(Exercise aim) Every record below should be printed exactly as it appears.

(Data shown)
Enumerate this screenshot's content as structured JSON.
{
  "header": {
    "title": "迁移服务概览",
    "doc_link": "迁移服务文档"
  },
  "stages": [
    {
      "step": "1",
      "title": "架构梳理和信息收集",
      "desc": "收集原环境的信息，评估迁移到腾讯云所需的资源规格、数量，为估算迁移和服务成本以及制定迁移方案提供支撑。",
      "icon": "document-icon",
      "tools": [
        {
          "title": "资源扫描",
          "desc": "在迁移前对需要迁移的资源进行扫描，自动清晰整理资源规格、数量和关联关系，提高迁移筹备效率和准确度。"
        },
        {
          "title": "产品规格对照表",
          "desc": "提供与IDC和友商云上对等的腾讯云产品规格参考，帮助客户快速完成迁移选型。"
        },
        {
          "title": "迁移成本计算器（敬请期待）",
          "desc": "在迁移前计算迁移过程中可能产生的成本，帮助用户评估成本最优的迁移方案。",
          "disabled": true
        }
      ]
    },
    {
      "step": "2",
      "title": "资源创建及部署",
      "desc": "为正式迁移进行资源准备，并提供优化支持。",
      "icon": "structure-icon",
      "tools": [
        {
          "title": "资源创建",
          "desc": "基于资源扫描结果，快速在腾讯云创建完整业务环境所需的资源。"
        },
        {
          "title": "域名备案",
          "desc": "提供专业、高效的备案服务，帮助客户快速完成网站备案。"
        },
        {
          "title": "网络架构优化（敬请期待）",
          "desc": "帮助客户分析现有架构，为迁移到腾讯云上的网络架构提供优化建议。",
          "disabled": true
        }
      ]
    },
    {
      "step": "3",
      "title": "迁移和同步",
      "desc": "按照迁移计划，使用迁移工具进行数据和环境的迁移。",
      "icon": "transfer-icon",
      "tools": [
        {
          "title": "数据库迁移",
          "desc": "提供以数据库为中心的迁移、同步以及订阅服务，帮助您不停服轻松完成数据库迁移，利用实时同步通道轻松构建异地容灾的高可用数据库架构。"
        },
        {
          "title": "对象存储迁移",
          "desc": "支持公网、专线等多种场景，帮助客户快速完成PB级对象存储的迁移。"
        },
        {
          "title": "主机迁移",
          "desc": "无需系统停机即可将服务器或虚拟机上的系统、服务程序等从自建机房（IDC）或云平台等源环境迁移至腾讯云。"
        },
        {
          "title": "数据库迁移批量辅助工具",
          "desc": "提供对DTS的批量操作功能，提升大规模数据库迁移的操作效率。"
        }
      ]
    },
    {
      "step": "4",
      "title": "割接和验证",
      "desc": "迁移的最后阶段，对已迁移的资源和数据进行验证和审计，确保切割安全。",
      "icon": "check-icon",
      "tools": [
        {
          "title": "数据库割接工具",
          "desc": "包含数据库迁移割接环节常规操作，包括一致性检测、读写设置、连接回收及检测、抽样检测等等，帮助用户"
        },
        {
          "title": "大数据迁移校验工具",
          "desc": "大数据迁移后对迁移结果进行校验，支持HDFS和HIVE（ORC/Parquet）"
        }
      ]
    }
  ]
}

(Answer below)
Enumerate this screenshot's content as structured JSON.
{
  "header": {
    "title": "迁移服务概览",
    "doc_link": "迁移服务文档"
  },
  "stages": [
    {
      "step": "1",
      "title": "架构梳理和信息收集",
      "desc": "收集原环境的信息，评估迁移到腾讯云所需的资源规格、数量，为估算迁移和服务成本以及制定迁移方案提供支撑。",
      "icon": "document-icon",
      "tools": [
        {
          "title": "资源扫描",
          "desc": "在迁移前对需要迁移的资源进行扫描，自动清晰整理资源规格、数量和关联关系，提高迁移筹备效率和准确度。"
        },
        {
          "title": "产品规格对照表",
          "desc": "提供与IDC和友商云上对等的腾讯云产品规格参考，帮助客户快速完成迁移选型。"
        },
        {
          "title": "迁移成本计算器（敬请期待）",
          "desc": "在迁移前计算迁移过程中可能产生的成本，帮助用户评估成本最优的迁移方案。",
          "disabled": true
        }
      ]
    },
    {
      "step": "2",
      "title": "资源创建及部署",
      "desc": "为正式迁移进行资源准备，并提供优化支持。",
      "icon": "structure-icon",
      "tools": [
        {
          "title": "资源创建",
          "desc": "基于资源扫描结果，快速在腾讯云创建完整业务环境所需的资源。"
        },
        {
          "title": "域名备案",
          "desc": "提供专业、高效的备案服务，帮助客户快速完成网站备案。"
        },
        {
          "title": "网络架构优化（敬请期待）",
          "desc": "帮助客户分析现有架构，为迁移到腾讯云上的网络架构提供优化建议。",
          "disabled": true
        }
      ]
    },
    {
      "step": "3",
      "title": "迁移和同步",
      "desc": "按照迁移计划，使用迁移工具进行数据和环境的迁移。",
      "icon": "transfer-icon",
      "tools": [
        {
          "title": "数据库迁移",
          "desc": "提供以数据库为中心的迁移、同步以及订阅服务，帮助您不停服轻松完成数据库迁移，利用实时同步通道轻松构建异地容灾的高可用数据库架构。"
        },
        {
          "title": "对象存储迁移",
          "desc": "支持公网、专线等多种场景，帮助客户快速完成PB级对象存储的迁移。"
        },
        {
          "title": "主机迁移",
          "desc": "无需系统停机即可将服务器或虚拟机上的系统、服务程序等从自建机房（IDC）或云平台等源环境迁移至腾讯云。"
        },
        {
          "title": "数据库迁移批量辅助工具",
          "desc": "提供对DTS的批量操作功能，提升大规模数据库迁移的操作效率。"
        }
      ]
    },
    {
      "step": "4",
      "title": "割接和验证",
      "desc": "迁移的最后阶段，对已迁移的资源和数据进行验证和审计，确保切割安全。",
      "icon": "check-icon",
      "tools": [
        {
          "title": "数据库割接工具",
          "desc": "包含数据库迁移割接环节常规操作，包括一致性检测、读写设置、连接回收及检测、抽样检测等等，帮助用户"
        },
        {
          "title": "大数据迁移校验工具",
          "desc": "大数据迁移后对迁移结果进行校验，支持HDFS和HIVE（ORC/Parquet）"
        }
      ]
    }
  ]
}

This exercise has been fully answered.